[Data entries]
____

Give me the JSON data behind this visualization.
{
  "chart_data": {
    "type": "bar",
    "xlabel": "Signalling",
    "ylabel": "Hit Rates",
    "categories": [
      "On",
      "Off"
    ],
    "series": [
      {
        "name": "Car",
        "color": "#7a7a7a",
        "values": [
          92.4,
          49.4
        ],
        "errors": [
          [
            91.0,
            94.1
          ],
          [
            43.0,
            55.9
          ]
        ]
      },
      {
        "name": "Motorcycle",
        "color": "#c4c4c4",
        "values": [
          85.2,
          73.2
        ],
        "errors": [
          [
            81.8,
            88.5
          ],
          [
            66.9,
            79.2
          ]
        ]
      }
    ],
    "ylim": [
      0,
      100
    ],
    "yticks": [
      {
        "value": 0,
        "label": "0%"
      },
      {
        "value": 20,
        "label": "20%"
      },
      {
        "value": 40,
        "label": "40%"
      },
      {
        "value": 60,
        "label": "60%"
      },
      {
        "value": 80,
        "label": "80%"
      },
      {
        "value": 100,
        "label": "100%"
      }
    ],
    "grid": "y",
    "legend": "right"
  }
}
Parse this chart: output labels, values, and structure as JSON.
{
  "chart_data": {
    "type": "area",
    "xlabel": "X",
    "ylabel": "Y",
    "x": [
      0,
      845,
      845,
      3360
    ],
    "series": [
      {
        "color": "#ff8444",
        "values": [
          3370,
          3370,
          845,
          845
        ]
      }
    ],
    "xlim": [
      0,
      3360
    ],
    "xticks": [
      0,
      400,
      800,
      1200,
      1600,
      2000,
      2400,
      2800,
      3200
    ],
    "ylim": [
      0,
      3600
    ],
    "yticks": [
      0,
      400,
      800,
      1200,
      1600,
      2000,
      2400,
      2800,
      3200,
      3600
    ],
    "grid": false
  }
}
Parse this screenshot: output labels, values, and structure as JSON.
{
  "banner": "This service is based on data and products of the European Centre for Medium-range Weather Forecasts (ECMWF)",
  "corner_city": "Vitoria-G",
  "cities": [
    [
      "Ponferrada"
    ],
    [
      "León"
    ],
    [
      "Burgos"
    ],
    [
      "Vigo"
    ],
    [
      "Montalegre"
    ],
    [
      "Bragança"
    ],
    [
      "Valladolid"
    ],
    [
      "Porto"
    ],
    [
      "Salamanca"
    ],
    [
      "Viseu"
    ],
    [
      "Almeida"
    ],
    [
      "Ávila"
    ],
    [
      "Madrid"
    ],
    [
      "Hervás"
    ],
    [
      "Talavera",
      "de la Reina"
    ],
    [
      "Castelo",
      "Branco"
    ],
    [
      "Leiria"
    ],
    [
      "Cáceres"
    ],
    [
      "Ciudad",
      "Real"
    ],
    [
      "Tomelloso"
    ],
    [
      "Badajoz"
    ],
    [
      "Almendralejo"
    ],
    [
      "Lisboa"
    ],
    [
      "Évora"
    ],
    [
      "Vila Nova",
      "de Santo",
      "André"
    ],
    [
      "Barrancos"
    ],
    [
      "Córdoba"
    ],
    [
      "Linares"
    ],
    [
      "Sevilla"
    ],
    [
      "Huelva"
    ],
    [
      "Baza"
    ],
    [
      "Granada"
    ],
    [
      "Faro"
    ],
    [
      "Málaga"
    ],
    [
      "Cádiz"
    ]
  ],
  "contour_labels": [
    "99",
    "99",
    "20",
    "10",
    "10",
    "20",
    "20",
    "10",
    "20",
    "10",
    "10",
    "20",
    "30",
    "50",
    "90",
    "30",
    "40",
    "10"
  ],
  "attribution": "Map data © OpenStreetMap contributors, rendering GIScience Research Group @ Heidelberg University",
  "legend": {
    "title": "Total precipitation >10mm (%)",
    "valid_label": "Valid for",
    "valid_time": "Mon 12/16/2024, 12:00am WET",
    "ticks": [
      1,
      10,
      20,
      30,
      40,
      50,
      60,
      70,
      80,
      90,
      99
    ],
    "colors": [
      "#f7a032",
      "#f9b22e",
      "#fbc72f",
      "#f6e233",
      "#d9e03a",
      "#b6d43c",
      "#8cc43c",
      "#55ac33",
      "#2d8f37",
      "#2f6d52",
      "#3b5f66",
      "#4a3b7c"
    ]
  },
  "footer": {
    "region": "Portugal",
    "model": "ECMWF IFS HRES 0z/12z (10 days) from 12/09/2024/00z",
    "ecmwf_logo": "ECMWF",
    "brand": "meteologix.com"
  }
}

____

The records above should be restated word for word, please.

Give me the JSON data behind this visualization.
{
  "chart_data": {
    "type": "bar",
    "xlabel": "Signalling",
    "ylabel": "Hit Rates",
    "categories": [
      "On",
      "Off"
    ],
    "series": [
      {
        "name": "Car",
        "color": "#7a7a7a",
        "values": [
          92.4,
          49.4
        ],
        "errors": [
          [
            91.0,
            94.1
          ],
          [
            43.0,
            55.9
          ]
        ]
      },
      {
        "name": "Motorcycle",
        "color": "#c4c4c4",
        "values": [
          85.2,
          73.2
        ],
        "errors": [
          [
            81.8,
            88.5
          ],
          [
            66.9,
            79.2
          ]
        ]
      }
    ],
    "ylim": [
      0,
      100
    ],
    "yticks": [
      {
        "value": 0,
        "label": "0%"
      },
      {
        "value": 20,
        "label": "20%"
      },
      {
        "value": 40,
        "label": "40%"
      },
      {
        "value": 60,
        "label": "60%"
      },
      {
        "value": 80,
        "label": "80%"
      },
      {
        "value": 100,
        "label": "100%"
      }
    ],
    "grid": "y",
    "legend": "right"
  }
}
Parse this chart: output labels, values, and structure as JSON.
{
  "chart_data": {
    "type": "area",
    "xlabel": "X",
    "ylabel": "Y",
    "x": [
      0,
      845,
      845,
      3360
    ],
    "series": [
      {
        "color": "#ff8444",
        "values": [
          3370,
          3370,
          845,
          845
        ]
      }
    ],
    "xlim": [
      0,
      3360
    ],
    "xticks": [
      0,
      400,
      800,
      1200,
      1600,
      2000,
      2400,
      2800,
      3200
    ],
    "ylim": [
      0,
      3600
    ],
    "yticks": [
      0,
      400,
      800,
      1200,
      1600,
      2000,
      2400,
      2800,
      3200,
      3600
    ],
    "grid": false
  }
}
Parse this screenshot: output labels, values, and structure as JSON.
{
  "banner": "This service is based on data and products of the European Centre for Medium-range Weather Forecasts (ECMWF)",
  "corner_city": "Vitoria-G",
  "cities": [
    [
      "Ponferrada"
    ],
    [
      "León"
    ],
    [
      "Burgos"
    ],
    [
      "Vigo"
    ],
    [
      "Montalegre"
    ],
    [
      "Bragança"
    ],
    [
      "Valladolid"
    ],
    [
      "Porto"
    ],
    [
      "Salamanca"
    ],
    [
      "Viseu"
    ],
    [
      "Almeida"
    ],
    [
      "Ávila"
    ],
    [
      "Madrid"
    ],
    [
      "Hervás"
    ],
    [
      "Talavera",
      "de la Reina"
    ],
    [
      "Castelo",
      "Branco"
    ],
    [
      "Leiria"
    ],
    [
      "Cáceres"
    ],
    [
      "Ciudad",
      "Real"
    ],
    [
      "Tomelloso"
    ],
    [
      "Badajoz"
    ],
    [
      "Almendralejo"
    ],
    [
      "Lisboa"
    ],
    [
      "Évora"
    ],
    [
      "Vila Nova",
      "de Santo",
      "André"
    ],
    [
      "Barrancos"
    ],
    [
      "Córdoba"
    ],
    [
      "Linares"
    ],
    [
      "Sevilla"
    ],
    [
      "Huelva"
    ],
    [
      "Baza"
    ],
    [
      "Granada"
    ],
    [
      "Faro"
    ],
    [
      "Málaga"
    ],
    [
      "Cádiz"
    ]
  ],
  "contour_labels": [
    "99",
    "99",
    "20",
    "10",
    "10",
    "20",
    "20",
    "10",
    "20",
    "10",
    "10",
    "20",
    "30",
    "50",
    "90",
    "30",
    "40",
    "10"
  ],
  "attribution": "Map data © OpenStreetMap contributors, rendering GIScience Research Group @ Heidelberg University",
  "legend": {
    "title": "Total precipitation >10mm (%)",
    "valid_label": "Valid for",
    "valid_time": "Mon 12/16/2024, 12:00am WET",
    "ticks": [
      1,
      10,
      20,
      30,
      40,
      50,
      60,
      70,
      80,
      90,
      99
    ],
    "colors": [
      "#f7a032",
      "#f9b22e",
      "#fbc72f",
      "#f6e233",
      "#d9e03a",
      "#b6d43c",
      "#8cc43c",
      "#55ac33",
      "#2d8f37",
      "#2f6d52",
      "#3b5f66",
      "#4a3b7c"
    ]
  },
  "footer": {
    "region": "Portugal",
    "model": "ECMWF IFS HRES 0z/12z (10 days) from 12/09/2024/00z",
    "ecmwf_logo": "ECMWF",
    "brand": "meteologix.com"
  }
}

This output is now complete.